== Given request ==
Locate the string "деятельности" in the listing below. Copy every line where it is found.

== Extracted material ==

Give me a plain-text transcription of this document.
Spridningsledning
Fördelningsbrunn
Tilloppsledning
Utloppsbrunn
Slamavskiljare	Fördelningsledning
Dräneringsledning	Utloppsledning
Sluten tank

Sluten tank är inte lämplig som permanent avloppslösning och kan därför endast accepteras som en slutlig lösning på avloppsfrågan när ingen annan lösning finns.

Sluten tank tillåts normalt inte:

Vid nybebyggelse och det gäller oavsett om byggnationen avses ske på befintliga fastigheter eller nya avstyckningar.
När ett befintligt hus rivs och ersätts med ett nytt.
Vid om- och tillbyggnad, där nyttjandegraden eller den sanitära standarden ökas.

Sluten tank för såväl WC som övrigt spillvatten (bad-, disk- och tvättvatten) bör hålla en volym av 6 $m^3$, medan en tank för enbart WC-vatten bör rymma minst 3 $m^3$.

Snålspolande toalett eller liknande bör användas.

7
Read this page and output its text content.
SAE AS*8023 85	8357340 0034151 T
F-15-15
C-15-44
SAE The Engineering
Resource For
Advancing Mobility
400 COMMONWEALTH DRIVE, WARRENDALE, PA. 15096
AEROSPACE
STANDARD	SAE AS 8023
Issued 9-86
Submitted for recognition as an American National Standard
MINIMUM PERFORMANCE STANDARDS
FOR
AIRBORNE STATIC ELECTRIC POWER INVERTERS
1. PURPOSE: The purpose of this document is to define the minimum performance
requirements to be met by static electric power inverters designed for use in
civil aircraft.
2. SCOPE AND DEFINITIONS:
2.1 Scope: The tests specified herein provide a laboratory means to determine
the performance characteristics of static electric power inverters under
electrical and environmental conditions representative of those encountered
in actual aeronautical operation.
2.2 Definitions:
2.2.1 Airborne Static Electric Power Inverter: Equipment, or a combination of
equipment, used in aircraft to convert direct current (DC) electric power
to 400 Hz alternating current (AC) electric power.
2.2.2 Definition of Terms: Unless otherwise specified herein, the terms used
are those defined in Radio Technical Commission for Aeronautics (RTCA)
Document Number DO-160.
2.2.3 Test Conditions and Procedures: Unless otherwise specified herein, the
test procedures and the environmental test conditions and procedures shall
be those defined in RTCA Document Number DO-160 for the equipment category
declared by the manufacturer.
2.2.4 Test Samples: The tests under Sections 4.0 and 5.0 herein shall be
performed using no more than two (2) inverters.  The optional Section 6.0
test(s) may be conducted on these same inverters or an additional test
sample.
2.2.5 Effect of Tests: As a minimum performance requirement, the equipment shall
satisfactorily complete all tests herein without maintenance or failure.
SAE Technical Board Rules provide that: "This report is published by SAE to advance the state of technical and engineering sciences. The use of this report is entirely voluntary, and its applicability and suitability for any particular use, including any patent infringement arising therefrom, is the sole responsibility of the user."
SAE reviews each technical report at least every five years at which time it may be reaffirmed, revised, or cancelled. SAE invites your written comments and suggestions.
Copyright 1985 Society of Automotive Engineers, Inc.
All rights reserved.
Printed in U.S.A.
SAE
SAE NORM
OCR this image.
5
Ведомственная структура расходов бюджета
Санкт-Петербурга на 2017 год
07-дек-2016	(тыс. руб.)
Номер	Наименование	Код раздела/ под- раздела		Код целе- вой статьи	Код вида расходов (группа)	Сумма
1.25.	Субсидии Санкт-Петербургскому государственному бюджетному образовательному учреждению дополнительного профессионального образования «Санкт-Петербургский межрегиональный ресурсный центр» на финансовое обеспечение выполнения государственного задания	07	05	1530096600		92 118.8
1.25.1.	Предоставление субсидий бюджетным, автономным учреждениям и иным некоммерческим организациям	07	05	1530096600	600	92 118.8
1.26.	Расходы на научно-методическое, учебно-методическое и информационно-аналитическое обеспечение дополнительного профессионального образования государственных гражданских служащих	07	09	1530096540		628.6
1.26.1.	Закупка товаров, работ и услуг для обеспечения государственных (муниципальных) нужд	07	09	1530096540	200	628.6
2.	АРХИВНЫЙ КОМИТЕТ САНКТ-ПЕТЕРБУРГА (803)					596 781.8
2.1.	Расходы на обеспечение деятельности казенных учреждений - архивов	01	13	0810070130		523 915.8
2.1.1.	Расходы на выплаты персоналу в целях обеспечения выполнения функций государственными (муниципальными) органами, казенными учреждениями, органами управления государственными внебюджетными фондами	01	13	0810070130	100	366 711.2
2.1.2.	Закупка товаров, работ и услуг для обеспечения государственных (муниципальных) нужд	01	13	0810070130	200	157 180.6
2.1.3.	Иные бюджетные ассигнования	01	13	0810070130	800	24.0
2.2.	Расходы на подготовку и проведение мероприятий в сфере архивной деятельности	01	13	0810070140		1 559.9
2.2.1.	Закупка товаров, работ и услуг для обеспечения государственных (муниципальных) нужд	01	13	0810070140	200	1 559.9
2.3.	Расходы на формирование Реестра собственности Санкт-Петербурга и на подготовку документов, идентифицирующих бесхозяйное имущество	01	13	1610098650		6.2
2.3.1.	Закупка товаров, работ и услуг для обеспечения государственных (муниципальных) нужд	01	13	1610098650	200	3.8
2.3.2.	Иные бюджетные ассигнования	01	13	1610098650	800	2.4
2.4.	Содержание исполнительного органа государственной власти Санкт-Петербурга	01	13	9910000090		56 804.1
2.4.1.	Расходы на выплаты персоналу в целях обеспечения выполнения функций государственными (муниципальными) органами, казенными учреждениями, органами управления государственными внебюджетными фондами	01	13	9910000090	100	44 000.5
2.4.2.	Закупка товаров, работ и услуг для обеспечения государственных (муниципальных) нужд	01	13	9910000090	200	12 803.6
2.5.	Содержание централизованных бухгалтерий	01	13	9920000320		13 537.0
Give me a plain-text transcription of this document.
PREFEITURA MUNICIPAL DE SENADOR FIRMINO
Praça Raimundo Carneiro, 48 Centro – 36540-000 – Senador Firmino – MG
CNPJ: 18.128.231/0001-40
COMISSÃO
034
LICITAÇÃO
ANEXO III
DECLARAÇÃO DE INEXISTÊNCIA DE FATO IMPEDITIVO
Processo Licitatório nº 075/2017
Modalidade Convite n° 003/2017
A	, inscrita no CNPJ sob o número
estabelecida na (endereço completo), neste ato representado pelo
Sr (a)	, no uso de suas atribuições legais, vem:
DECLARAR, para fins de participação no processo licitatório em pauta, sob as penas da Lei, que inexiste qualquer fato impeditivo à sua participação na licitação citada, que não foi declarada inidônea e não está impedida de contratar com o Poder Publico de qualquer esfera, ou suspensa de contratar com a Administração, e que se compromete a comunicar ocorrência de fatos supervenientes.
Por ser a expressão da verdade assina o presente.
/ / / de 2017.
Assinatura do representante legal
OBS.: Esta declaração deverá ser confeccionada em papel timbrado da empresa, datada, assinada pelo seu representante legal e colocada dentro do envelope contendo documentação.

== Solution ==
2.1.	Расходы на обеспечение деятельности казенных учреждений - архивов	01	13	0810070130		523 915.8
2.2.	Расходы на подготовку и проведение мероприятий в сфере архивной деятельности	01	13	0810070140		1 559.9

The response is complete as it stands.